PROBLEM DESCRIPTION>
Read through the records below and copy each line that uses the word "time".

Records from a data source
************

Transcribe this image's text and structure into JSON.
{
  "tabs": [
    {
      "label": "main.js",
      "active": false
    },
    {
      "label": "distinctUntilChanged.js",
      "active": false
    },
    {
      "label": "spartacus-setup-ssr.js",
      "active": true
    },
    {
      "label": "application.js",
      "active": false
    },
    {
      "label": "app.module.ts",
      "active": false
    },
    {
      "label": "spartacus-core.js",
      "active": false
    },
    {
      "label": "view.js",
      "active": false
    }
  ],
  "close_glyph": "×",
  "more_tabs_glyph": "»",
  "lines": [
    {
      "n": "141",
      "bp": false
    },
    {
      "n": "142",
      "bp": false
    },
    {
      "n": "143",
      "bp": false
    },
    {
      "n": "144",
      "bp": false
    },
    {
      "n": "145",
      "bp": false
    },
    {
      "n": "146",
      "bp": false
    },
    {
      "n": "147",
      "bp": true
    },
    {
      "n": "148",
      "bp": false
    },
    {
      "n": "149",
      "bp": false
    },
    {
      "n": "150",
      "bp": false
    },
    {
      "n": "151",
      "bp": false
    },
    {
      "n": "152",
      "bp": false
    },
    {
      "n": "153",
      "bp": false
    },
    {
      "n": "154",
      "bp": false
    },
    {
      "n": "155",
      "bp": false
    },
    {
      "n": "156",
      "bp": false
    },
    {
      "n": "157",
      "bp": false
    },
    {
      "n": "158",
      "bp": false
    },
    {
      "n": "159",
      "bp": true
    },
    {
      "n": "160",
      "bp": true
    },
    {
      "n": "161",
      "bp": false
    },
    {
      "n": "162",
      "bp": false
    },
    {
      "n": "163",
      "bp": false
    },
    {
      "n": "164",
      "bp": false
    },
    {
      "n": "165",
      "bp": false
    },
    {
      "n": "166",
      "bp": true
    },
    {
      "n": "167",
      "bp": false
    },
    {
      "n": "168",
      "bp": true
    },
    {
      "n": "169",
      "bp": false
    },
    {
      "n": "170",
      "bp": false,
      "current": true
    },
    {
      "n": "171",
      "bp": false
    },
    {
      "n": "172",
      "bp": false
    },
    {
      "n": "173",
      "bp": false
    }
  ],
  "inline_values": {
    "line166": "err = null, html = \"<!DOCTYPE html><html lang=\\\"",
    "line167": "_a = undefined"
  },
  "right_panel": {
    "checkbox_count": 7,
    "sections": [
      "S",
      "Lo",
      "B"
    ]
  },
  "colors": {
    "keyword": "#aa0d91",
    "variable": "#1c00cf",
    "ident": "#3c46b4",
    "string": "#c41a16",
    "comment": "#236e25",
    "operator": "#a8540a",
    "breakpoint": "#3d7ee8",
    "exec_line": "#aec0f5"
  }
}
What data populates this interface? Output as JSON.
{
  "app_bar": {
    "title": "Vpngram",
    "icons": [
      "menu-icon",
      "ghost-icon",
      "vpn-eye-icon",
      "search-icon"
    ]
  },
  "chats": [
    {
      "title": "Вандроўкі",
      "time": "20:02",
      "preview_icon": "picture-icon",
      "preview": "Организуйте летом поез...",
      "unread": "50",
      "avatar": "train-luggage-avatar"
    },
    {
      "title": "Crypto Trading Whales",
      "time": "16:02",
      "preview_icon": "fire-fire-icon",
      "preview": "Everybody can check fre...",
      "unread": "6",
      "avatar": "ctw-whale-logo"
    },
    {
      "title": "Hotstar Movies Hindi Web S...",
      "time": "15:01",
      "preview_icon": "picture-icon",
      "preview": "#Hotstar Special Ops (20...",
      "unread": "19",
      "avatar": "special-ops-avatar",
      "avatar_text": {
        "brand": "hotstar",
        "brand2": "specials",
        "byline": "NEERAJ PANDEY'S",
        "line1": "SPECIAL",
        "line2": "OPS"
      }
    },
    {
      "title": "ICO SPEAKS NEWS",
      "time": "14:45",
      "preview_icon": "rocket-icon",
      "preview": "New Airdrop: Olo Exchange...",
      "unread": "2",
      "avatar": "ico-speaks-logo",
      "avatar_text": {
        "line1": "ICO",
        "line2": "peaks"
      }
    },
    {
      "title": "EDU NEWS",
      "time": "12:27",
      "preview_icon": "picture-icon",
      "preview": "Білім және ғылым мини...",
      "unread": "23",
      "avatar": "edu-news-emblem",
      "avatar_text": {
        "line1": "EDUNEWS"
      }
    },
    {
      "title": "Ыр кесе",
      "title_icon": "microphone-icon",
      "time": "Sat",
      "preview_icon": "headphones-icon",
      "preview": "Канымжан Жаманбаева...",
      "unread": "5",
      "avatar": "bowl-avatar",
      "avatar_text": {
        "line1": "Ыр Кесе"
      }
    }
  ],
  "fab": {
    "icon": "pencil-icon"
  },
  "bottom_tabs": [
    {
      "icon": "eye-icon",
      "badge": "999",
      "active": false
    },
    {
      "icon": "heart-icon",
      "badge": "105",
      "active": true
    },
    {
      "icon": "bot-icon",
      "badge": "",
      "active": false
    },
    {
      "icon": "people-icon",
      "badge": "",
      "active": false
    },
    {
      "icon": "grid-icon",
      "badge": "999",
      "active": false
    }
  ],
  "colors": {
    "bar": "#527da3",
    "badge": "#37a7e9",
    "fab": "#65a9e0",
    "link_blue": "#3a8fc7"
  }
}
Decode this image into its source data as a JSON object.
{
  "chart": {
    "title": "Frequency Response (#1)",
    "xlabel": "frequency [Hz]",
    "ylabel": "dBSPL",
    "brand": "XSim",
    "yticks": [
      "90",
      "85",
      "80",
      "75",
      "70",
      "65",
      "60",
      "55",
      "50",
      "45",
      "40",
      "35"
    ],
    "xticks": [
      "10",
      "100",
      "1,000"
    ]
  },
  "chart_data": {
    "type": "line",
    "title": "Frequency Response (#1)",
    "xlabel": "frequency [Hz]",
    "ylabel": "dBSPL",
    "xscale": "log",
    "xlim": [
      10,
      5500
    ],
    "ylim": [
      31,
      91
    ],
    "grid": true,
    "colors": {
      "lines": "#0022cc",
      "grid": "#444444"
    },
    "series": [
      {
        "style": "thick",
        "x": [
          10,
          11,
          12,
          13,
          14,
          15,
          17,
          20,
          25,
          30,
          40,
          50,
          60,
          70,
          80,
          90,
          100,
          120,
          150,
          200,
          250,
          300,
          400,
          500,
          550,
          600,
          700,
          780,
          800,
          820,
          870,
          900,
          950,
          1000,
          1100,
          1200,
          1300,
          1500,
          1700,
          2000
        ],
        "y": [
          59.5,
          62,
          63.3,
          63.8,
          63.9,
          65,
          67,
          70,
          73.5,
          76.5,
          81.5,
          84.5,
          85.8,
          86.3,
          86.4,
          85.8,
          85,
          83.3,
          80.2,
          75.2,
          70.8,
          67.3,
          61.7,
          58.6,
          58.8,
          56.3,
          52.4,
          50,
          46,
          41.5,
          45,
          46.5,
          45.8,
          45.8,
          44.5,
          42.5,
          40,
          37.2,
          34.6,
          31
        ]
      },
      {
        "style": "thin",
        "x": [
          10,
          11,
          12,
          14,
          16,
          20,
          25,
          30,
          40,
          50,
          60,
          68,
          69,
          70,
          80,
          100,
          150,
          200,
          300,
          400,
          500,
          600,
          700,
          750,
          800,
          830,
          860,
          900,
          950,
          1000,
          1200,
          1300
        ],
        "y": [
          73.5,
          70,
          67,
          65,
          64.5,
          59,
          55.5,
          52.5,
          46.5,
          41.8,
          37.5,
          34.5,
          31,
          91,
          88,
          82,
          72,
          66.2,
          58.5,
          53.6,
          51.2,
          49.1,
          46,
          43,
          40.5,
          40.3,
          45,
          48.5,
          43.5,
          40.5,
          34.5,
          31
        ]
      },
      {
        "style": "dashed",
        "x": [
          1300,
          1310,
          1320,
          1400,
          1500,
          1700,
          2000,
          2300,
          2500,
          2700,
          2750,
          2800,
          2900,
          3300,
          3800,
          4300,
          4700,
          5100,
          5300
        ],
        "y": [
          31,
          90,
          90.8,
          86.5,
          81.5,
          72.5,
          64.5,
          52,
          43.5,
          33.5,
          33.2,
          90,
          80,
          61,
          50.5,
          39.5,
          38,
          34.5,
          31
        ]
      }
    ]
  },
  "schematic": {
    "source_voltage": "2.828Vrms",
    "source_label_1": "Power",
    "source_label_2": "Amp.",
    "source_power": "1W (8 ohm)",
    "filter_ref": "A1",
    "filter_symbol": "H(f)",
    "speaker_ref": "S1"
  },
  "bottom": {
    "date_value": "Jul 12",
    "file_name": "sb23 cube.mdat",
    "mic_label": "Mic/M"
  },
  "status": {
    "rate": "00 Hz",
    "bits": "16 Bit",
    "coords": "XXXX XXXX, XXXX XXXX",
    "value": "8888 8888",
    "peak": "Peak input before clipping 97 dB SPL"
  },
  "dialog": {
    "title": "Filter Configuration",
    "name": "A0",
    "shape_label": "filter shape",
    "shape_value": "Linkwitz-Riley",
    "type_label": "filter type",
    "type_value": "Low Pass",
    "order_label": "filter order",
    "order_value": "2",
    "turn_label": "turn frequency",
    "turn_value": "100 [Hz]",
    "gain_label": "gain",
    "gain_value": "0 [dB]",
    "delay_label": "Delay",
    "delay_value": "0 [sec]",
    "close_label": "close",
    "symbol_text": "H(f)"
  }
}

************

ANSWER BELOW>
      "time": "20:02",
      "time": "16:02",
      "time": "15:01",
      "time": "14:45",
      "time": "12:27",
      "time": "Sat",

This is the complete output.